Extracted records
───

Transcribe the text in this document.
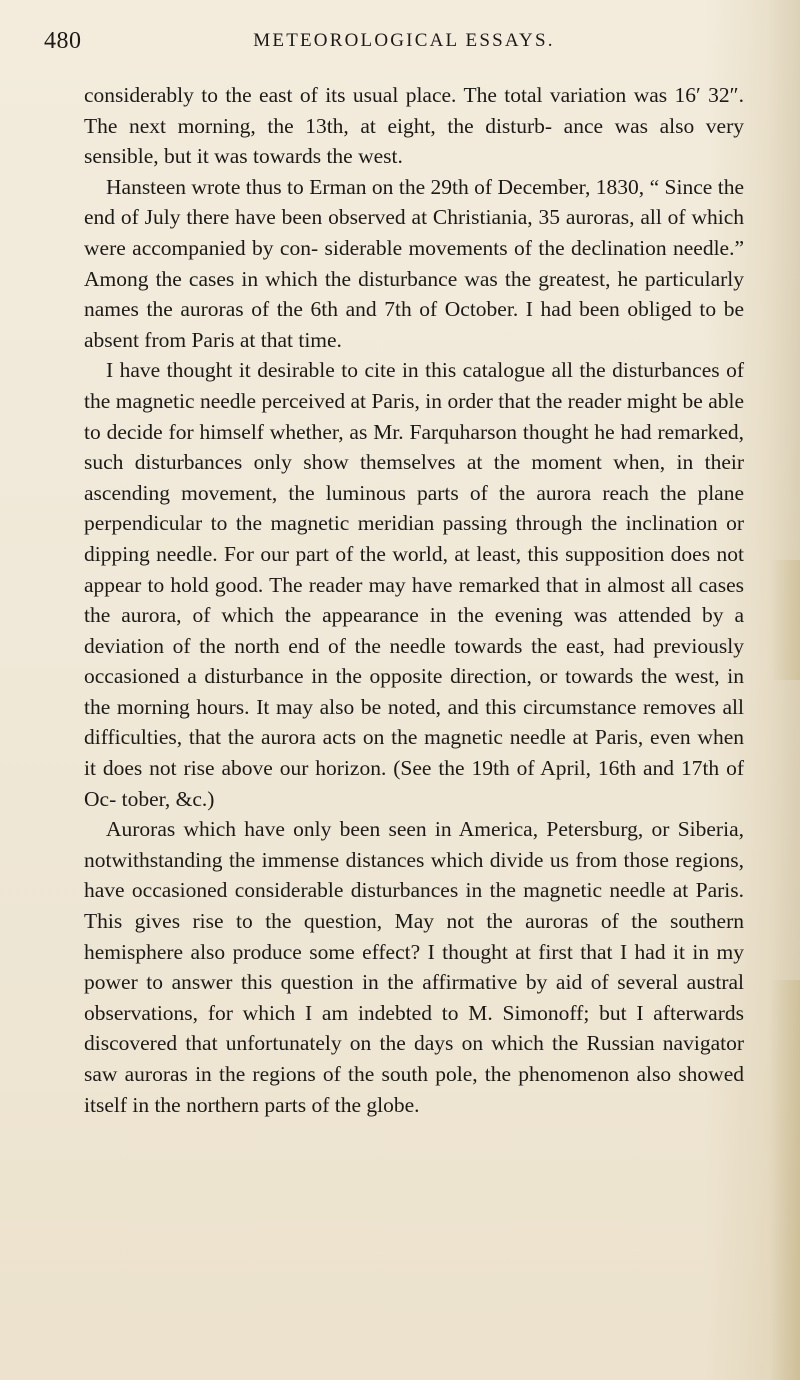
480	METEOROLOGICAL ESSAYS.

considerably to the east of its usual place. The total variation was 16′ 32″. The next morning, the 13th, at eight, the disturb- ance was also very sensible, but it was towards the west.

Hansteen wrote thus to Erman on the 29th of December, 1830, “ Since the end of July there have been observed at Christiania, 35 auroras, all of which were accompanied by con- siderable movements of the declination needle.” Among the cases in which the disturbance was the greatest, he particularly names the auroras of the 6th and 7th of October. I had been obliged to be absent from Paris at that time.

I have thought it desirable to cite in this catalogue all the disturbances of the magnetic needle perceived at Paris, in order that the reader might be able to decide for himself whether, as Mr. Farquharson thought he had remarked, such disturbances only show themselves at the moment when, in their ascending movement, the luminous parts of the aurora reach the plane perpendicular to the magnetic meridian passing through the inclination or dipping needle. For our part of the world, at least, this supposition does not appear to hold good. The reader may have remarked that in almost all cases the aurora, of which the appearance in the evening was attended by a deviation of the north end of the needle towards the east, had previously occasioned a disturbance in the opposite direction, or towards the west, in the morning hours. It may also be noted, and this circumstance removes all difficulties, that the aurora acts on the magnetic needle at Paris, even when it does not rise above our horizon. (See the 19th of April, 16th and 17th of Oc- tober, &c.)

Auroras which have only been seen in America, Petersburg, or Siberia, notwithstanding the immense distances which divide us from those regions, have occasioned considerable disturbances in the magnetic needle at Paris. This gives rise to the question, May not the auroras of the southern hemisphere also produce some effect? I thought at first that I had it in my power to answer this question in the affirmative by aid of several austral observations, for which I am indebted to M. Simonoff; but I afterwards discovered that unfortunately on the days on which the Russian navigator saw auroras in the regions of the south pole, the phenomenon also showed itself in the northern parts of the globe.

───

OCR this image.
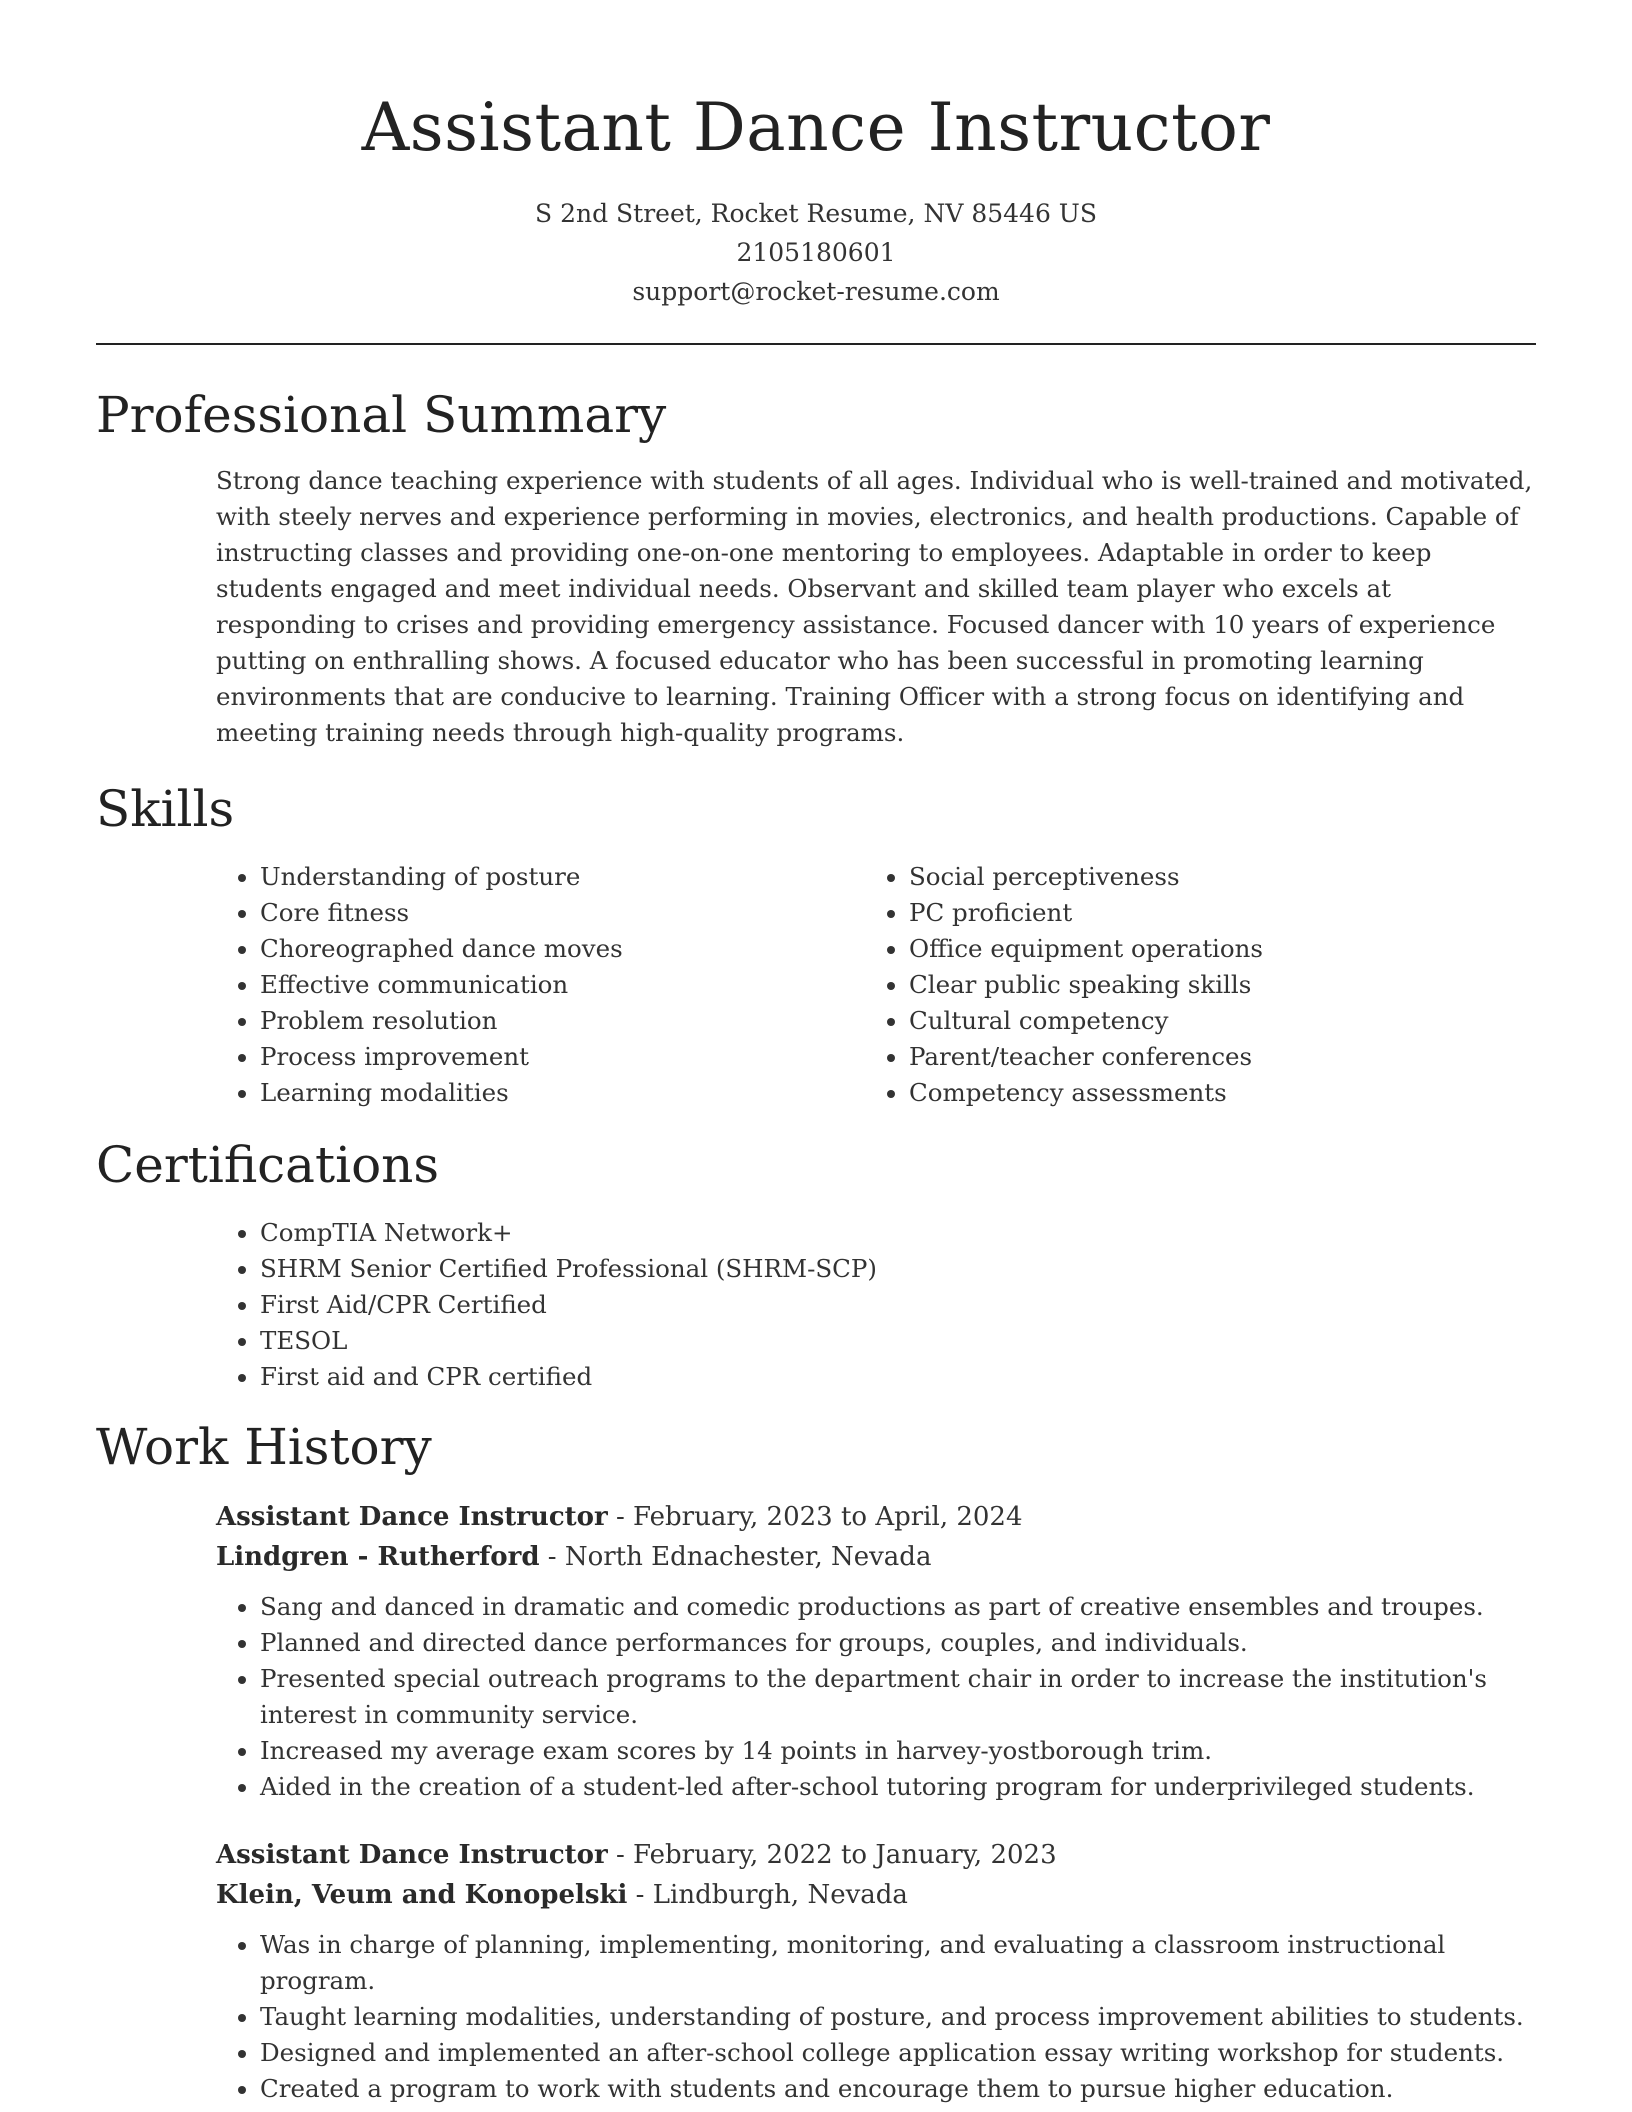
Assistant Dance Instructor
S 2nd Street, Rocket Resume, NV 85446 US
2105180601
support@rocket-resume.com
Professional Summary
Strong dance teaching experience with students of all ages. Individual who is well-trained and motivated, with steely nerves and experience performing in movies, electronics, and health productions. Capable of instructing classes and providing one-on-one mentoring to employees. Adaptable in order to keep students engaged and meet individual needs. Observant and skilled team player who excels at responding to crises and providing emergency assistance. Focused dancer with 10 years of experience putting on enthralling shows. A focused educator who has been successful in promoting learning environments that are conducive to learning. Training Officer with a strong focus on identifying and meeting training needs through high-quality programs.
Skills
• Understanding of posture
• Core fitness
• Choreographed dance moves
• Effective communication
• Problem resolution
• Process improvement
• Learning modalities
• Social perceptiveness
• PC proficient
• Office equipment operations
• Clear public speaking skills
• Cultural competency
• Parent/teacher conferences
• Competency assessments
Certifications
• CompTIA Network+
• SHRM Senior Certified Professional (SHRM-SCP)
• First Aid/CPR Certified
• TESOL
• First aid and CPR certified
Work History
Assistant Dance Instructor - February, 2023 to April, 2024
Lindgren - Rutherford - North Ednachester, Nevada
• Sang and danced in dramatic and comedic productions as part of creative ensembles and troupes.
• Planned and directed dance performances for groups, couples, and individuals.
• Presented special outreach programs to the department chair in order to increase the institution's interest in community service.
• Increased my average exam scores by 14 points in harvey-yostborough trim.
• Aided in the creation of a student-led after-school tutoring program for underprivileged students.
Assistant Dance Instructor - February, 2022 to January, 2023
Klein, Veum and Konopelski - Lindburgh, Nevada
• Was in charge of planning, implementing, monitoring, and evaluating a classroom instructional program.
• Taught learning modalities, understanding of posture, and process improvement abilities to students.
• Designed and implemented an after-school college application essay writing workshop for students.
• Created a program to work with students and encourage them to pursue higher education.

───

Task objective
Count every line in the entries above where the word "February" appears; respond with the number alone.

Task answer
2